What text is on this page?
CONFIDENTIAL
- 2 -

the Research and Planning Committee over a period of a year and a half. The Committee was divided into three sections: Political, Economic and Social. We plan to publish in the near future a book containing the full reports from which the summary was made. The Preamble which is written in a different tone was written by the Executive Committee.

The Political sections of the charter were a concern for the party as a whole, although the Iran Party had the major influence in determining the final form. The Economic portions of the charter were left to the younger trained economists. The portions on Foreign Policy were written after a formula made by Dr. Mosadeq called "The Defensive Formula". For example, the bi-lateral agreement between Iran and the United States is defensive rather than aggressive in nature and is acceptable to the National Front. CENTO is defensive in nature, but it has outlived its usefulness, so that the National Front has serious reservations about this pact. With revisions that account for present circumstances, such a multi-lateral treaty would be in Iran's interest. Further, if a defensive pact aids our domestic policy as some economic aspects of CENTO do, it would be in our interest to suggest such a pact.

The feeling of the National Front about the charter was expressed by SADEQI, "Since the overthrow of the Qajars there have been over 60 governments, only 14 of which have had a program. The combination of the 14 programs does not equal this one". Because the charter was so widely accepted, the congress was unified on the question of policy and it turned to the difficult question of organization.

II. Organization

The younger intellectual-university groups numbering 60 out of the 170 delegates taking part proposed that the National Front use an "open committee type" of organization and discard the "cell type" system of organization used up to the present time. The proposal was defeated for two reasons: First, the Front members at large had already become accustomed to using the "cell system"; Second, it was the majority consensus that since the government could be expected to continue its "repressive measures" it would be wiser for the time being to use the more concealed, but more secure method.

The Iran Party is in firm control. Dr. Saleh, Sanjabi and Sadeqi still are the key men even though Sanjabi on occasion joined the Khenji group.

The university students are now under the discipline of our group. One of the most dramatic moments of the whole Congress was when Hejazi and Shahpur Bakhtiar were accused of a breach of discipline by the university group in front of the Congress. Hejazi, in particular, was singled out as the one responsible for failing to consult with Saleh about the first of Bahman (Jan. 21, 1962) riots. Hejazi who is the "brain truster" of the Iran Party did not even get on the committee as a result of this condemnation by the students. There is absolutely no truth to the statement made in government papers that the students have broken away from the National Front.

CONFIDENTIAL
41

++++++

* **What to produce**
Each record above must be given again exactly.

* **Task response**
What text is on this page?
CONFIDENTIAL
- 2 -

the Research and Planning Committee over a period of a year and a half. The Committee was divided into three sections: Political, Economic and Social. We plan to publish in the near future a book containing the full reports from which the summary was made. The Preamble which is written in a different tone was written by the Executive Committee.

The Political sections of the charter were a concern for the party as a whole, although the Iran Party had the major influence in determining the final form. The Economic portions of the charter were left to the younger trained economists. The portions on Foreign Policy were written after a formula made by Dr. Mosadeq called "The Defensive Formula". For example, the bi-lateral agreement between Iran and the United States is defensive rather than aggressive in nature and is acceptable to the National Front. CENTO is defensive in nature, but it has outlived its usefulness, so that the National Front has serious reservations about this pact. With revisions that account for present circumstances, such a multi-lateral treaty would be in Iran's interest. Further, if a defensive pact aids our domestic policy as some economic aspects of CENTO do, it would be in our interest to suggest such a pact.

The feeling of the National Front about the charter was expressed by SADEQI, "Since the overthrow of the Qajars there have been over 60 governments, only 14 of which have had a program. The combination of the 14 programs does not equal this one". Because the charter was so widely accepted, the congress was unified on the question of policy and it turned to the difficult question of organization.

II. Organization

The younger intellectual-university groups numbering 60 out of the 170 delegates taking part proposed that the National Front use an "open committee type" of organization and discard the "cell type" system of organization used up to the present time. The proposal was defeated for two reasons: First, the Front members at large had already become accustomed to using the "cell system"; Second, it was the majority consensus that since the government could be expected to continue its "repressive measures" it would be wiser for the time being to use the more concealed, but more secure method.

The Iran Party is in firm control. Dr. Saleh, Sanjabi and Sadeqi still are the key men even though Sanjabi on occasion joined the Khenji group.

The university students are now under the discipline of our group. One of the most dramatic moments of the whole Congress was when Hejazi and Shahpur Bakhtiar were accused of a breach of discipline by the university group in front of the Congress. Hejazi, in particular, was singled out as the one responsible for failing to consult with Saleh about the first of Bahman (Jan. 21, 1962) riots. Hejazi who is the "brain truster" of the Iran Party did not even get on the committee as a result of this condemnation by the students. There is absolutely no truth to the statement made in government papers that the students have broken away from the National Front.

CONFIDENTIAL
41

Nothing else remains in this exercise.